[WHAT YOU WILL DO]:
Using the data below, copy every line that contains the word "screenshot".

_ _ _ _ _ _ _

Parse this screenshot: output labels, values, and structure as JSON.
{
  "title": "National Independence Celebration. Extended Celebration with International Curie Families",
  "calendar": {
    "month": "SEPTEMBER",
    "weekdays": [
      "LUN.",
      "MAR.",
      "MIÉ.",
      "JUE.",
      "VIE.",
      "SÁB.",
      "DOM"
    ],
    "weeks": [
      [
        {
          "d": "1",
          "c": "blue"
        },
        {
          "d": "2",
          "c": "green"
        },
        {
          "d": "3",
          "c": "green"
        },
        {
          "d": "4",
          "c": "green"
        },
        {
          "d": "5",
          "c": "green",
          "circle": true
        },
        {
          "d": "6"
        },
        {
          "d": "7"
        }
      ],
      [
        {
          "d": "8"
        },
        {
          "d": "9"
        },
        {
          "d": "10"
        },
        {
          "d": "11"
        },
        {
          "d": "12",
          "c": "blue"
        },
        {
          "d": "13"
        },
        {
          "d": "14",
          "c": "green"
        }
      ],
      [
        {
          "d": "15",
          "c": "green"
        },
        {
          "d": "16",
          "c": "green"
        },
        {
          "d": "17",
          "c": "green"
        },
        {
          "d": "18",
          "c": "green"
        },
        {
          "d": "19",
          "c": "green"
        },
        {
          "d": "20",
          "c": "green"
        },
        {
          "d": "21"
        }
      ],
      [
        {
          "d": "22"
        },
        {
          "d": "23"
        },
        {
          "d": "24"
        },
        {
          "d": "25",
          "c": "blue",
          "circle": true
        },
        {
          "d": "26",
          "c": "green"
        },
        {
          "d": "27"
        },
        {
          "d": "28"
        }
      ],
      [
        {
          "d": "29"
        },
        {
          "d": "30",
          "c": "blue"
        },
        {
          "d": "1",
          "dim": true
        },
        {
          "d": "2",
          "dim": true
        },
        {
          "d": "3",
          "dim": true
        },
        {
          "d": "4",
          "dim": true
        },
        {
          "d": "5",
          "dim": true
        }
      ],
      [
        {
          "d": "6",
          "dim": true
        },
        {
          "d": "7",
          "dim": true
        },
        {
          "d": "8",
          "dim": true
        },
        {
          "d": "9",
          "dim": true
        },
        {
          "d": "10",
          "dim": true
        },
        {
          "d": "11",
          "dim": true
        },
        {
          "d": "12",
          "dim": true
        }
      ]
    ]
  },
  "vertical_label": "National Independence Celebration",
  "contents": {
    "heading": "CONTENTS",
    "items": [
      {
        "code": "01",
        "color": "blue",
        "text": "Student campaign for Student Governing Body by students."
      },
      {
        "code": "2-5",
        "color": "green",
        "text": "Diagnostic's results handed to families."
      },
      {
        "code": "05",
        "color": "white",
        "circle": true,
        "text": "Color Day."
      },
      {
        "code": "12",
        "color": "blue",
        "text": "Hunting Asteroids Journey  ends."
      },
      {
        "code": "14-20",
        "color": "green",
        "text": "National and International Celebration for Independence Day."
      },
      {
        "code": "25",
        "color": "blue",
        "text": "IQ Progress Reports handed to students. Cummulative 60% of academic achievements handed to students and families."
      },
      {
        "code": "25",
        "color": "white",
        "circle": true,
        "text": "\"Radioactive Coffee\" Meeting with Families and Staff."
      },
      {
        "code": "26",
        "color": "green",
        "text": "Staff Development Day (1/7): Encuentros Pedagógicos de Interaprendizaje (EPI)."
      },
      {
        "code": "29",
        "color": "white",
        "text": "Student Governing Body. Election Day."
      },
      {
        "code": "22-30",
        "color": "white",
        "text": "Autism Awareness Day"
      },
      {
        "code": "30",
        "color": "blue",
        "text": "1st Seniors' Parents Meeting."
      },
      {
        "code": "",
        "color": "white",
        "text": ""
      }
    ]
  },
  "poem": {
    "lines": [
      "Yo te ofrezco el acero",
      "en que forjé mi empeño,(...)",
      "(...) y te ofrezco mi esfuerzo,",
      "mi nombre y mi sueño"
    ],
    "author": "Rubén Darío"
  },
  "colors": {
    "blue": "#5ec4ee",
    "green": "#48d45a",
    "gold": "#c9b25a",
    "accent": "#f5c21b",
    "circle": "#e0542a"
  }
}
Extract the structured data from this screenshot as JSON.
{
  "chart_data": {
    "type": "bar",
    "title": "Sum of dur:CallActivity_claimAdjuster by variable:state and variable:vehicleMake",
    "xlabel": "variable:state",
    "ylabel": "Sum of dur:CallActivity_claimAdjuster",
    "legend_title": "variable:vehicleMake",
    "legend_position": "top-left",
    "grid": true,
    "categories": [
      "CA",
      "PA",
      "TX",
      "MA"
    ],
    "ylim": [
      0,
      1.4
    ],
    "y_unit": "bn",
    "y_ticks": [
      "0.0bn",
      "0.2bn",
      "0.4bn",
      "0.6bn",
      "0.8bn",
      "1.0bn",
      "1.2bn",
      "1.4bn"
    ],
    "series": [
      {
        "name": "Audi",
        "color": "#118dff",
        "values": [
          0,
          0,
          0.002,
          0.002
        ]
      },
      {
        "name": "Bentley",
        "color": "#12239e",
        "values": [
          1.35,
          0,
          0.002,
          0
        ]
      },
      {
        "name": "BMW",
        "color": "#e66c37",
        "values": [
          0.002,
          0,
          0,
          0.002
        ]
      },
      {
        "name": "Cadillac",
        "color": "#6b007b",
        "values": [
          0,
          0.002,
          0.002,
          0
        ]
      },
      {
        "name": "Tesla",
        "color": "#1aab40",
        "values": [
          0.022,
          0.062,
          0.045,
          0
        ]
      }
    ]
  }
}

_ _ _ _ _ _ _

[EXERCISE OUTPUT]:
Parse this screenshot: output labels, values, and structure as JSON.
Extract the structured data from this screenshot as JSON.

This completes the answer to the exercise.